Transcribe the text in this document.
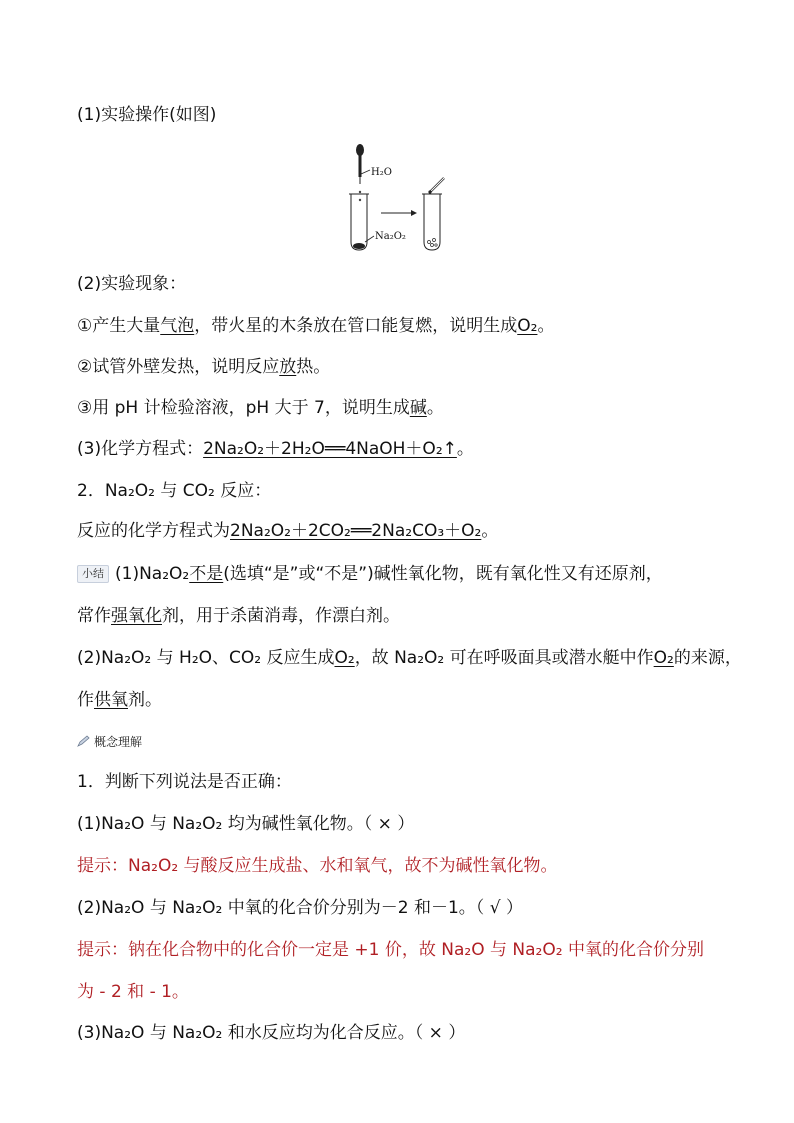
(1)实验操作(如图)
H₂O
Na₂O₂
(2)实验现象：
①产生大量气泡，带火星的木条放在管口能复燃，说明生成O₂。
②试管外壁发热，说明反应放热。
③用 pH 计检验溶液，pH 大于 7，说明生成碱。
(3)化学方程式：2Na₂O₂＋2H₂O══4NaOH＋O₂↑。
2．Na₂O₂ 与 CO₂ 反应：
反应的化学方程式为2Na₂O₂＋2CO₂══2Na₂CO₃＋O₂。
小结 (1)Na₂O₂不是(选填“是”或“不是”)碱性氧化物，既有氧化性又有还原剂，
常作强氧化剂，用于杀菌消毒，作漂白剂。
(2)Na₂O₂ 与 H₂O、CO₂ 反应生成O₂，故 Na₂O₂ 可在呼吸面具或潜水艇中作O₂的来源，
作供氧剂。
概念理解
1．判断下列说法是否正确：
(1)Na₂O 与 Na₂O₂ 均为碱性氧化物。（ × ）
提示：Na₂O₂ 与酸反应生成盐、水和氧气，故不为碱性氧化物。
(2)Na₂O 与 Na₂O₂ 中氧的化合价分别为－2 和－1。（ √ ）
提示：钠在化合物中的化合价一定是 +1 价，故 Na₂O 与 Na₂O₂ 中氧的化合价分别
为 - 2 和 - 1。
(3)Na₂O 与 Na₂O₂ 和水反应均为化合反应。（ × ）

◇ ◇ ◇ ◇ ◇ ◇ ◇

### Your goal
Do not include images; quote all of the entries above exactly.

### Solution to this task
Transcribe the text in this document.
(1)实验操作(如图)
H₂O
Na₂O₂
(2)实验现象：
①产生大量气泡，带火星的木条放在管口能复燃，说明生成O₂。
②试管外壁发热，说明反应放热。
③用 pH 计检验溶液，pH 大于 7，说明生成碱。
(3)化学方程式：2Na₂O₂＋2H₂O══4NaOH＋O₂↑。
2．Na₂O₂ 与 CO₂ 反应：
反应的化学方程式为2Na₂O₂＋2CO₂══2Na₂CO₃＋O₂。
小结 (1)Na₂O₂不是(选填“是”或“不是”)碱性氧化物，既有氧化性又有还原剂，
常作强氧化剂，用于杀菌消毒，作漂白剂。
(2)Na₂O₂ 与 H₂O、CO₂ 反应生成O₂，故 Na₂O₂ 可在呼吸面具或潜水艇中作O₂的来源，
作供氧剂。
概念理解
1．判断下列说法是否正确：
(1)Na₂O 与 Na₂O₂ 均为碱性氧化物。（ × ）
提示：Na₂O₂ 与酸反应生成盐、水和氧气，故不为碱性氧化物。
(2)Na₂O 与 Na₂O₂ 中氧的化合价分别为－2 和－1。（ √ ）
提示：钠在化合物中的化合价一定是 +1 价，故 Na₂O 与 Na₂O₂ 中氧的化合价分别
为 - 2 和 - 1。
(3)Na₂O 与 Na₂O₂ 和水反应均为化合反应。（ × ）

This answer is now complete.